Emit the entire listing verbatim.

>> Begin INPUT FOR THIS TASK

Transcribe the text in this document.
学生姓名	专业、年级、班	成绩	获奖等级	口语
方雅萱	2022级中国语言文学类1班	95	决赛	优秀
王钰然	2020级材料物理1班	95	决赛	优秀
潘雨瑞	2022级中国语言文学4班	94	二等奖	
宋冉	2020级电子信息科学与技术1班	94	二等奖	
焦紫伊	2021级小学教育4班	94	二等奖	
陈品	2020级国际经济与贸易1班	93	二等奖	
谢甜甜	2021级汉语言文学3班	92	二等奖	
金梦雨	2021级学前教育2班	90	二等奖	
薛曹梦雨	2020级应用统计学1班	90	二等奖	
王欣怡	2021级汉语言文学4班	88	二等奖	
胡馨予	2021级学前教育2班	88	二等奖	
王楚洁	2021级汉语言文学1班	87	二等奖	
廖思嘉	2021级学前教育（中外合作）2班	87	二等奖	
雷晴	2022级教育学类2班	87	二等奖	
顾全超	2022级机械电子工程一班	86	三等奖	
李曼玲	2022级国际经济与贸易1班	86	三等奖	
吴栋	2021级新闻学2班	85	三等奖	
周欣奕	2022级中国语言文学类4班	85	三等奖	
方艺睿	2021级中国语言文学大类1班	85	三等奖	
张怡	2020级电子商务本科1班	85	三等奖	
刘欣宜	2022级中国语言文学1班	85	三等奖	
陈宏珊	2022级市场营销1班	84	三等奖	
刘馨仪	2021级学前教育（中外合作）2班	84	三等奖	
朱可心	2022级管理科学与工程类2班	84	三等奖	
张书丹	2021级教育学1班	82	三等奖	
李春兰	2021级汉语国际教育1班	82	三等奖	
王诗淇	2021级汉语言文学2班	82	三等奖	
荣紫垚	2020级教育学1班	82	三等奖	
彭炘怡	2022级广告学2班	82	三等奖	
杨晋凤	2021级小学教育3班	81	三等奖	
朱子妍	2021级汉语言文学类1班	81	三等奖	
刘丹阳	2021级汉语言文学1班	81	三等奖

>> End INPUT FOR THIS TASK

WRITTEN ANSWER:
Transcribe the text in this document.
学生姓名	专业、年级、班	成绩	获奖等级	口语
方雅萱	2022级中国语言文学类1班	95	决赛	优秀
王钰然	2020级材料物理1班	95	决赛	优秀
潘雨瑞	2022级中国语言文学4班	94	二等奖	
宋冉	2020级电子信息科学与技术1班	94	二等奖	
焦紫伊	2021级小学教育4班	94	二等奖	
陈品	2020级国际经济与贸易1班	93	二等奖	
谢甜甜	2021级汉语言文学3班	92	二等奖	
金梦雨	2021级学前教育2班	90	二等奖	
薛曹梦雨	2020级应用统计学1班	90	二等奖	
王欣怡	2021级汉语言文学4班	88	二等奖	
胡馨予	2021级学前教育2班	88	二等奖	
王楚洁	2021级汉语言文学1班	87	二等奖	
廖思嘉	2021级学前教育（中外合作）2班	87	二等奖	
雷晴	2022级教育学类2班	87	二等奖	
顾全超	2022级机械电子工程一班	86	三等奖	
李曼玲	2022级国际经济与贸易1班	86	三等奖	
吴栋	2021级新闻学2班	85	三等奖	
周欣奕	2022级中国语言文学类4班	85	三等奖	
方艺睿	2021级中国语言文学大类1班	85	三等奖	
张怡	2020级电子商务本科1班	85	三等奖	
刘欣宜	2022级中国语言文学1班	85	三等奖	
陈宏珊	2022级市场营销1班	84	三等奖	
刘馨仪	2021级学前教育（中外合作）2班	84	三等奖	
朱可心	2022级管理科学与工程类2班	84	三等奖	
张书丹	2021级教育学1班	82	三等奖	
李春兰	2021级汉语国际教育1班	82	三等奖	
王诗淇	2021级汉语言文学2班	82	三等奖	
荣紫垚	2020级教育学1班	82	三等奖	
彭炘怡	2022级广告学2班	82	三等奖	
杨晋凤	2021级小学教育3班	81	三等奖	
朱子妍	2021级汉语言文学类1班	81	三等奖	
刘丹阳	2021级汉语言文学1班	81	三等奖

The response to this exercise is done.